* [What to do] Below are the records. Restate word for word every line from the one that contains "Parse this chart: output" through the final line, both included.

* [Record set]
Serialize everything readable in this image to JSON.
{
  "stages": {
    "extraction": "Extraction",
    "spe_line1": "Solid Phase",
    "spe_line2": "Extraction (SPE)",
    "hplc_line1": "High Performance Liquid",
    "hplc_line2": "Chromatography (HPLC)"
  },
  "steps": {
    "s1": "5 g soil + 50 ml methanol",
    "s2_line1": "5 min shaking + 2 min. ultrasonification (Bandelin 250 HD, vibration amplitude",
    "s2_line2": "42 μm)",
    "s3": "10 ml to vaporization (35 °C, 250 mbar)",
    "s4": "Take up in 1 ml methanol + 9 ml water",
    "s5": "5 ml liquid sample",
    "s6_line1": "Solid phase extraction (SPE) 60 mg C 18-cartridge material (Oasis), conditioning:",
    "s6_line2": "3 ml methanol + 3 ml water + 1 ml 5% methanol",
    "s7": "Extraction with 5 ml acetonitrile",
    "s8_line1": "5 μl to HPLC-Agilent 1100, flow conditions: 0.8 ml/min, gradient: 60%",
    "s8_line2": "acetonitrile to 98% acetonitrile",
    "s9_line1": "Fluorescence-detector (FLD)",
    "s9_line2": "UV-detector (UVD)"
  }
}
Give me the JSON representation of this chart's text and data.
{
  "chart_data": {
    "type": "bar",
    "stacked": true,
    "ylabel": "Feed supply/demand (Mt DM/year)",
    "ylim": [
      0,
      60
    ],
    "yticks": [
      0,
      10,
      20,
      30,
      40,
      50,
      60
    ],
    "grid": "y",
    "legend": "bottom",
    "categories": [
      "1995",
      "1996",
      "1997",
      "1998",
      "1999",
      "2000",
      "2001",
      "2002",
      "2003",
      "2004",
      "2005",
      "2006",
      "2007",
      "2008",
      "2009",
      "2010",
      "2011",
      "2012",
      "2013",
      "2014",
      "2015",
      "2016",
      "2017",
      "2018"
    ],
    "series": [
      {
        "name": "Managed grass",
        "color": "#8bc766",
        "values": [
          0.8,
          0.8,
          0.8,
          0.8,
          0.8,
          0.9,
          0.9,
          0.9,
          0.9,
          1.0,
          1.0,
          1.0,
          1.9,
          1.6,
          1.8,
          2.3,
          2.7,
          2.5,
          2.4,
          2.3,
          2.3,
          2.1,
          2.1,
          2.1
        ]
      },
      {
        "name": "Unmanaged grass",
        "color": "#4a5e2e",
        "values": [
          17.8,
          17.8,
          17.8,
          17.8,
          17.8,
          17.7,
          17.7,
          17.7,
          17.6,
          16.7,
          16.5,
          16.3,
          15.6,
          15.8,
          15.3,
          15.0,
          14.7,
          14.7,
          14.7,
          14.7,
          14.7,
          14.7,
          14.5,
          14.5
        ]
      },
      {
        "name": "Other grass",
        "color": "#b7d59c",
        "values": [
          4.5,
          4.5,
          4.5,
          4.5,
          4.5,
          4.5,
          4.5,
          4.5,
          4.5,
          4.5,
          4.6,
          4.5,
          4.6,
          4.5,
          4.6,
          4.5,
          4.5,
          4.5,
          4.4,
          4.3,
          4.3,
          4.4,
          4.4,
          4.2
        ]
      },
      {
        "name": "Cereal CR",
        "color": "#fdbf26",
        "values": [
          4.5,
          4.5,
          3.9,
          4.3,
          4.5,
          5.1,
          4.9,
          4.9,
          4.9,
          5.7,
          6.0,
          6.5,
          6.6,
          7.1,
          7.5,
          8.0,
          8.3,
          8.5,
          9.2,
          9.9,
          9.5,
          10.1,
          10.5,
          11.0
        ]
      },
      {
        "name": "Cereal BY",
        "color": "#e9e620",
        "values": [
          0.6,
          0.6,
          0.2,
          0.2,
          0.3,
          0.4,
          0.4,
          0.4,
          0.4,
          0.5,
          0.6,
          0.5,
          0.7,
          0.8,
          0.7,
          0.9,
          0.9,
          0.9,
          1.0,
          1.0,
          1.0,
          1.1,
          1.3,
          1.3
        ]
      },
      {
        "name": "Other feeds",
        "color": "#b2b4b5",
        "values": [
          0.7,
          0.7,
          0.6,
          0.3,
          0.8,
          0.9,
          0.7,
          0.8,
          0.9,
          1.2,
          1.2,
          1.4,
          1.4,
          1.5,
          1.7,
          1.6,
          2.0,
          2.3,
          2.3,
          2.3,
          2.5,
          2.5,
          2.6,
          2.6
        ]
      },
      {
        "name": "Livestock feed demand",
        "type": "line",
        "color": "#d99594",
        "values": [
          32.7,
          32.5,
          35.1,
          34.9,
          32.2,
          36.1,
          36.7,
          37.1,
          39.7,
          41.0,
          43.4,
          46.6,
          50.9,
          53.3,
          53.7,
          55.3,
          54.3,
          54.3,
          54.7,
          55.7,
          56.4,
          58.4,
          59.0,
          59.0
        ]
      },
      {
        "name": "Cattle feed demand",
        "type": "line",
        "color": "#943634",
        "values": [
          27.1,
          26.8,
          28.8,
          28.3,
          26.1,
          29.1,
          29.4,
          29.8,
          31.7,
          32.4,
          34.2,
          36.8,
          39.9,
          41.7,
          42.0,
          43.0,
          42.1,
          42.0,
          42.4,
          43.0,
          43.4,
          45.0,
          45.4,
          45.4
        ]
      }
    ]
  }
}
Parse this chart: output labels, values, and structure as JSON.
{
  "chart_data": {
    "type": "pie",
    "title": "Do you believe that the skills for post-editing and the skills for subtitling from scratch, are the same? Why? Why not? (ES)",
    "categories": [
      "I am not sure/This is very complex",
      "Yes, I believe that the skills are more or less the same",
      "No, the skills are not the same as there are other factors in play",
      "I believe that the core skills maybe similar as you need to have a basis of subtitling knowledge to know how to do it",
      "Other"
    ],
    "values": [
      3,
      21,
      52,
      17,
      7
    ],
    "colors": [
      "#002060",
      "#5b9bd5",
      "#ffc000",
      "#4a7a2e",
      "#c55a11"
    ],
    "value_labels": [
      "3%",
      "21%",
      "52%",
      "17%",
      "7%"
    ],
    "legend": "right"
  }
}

* [Task solution]
Parse this chart: output labels, values, and structure as JSON.
{
  "chart_data": {
    "type": "pie",
    "title": "Do you believe that the skills for post-editing and the skills for subtitling from scratch, are the same? Why? Why not? (ES)",
    "categories": [
      "I am not sure/This is very complex",
      "Yes, I believe that the skills are more or less the same",
      "No, the skills are not the same as there are other factors in play",
      "I believe that the core skills maybe similar as you need to have a basis of subtitling knowledge to know how to do it",
      "Other"
    ],
    "values": [
      3,
      21,
      52,
      17,
      7
    ],
    "colors": [
      "#002060",
      "#5b9bd5",
      "#ffc000",
      "#4a7a2e",
      "#c55a11"
    ],
    "value_labels": [
      "3%",
      "21%",
      "52%",
      "17%",
      "7%"
    ],
    "legend": "right"
  }
}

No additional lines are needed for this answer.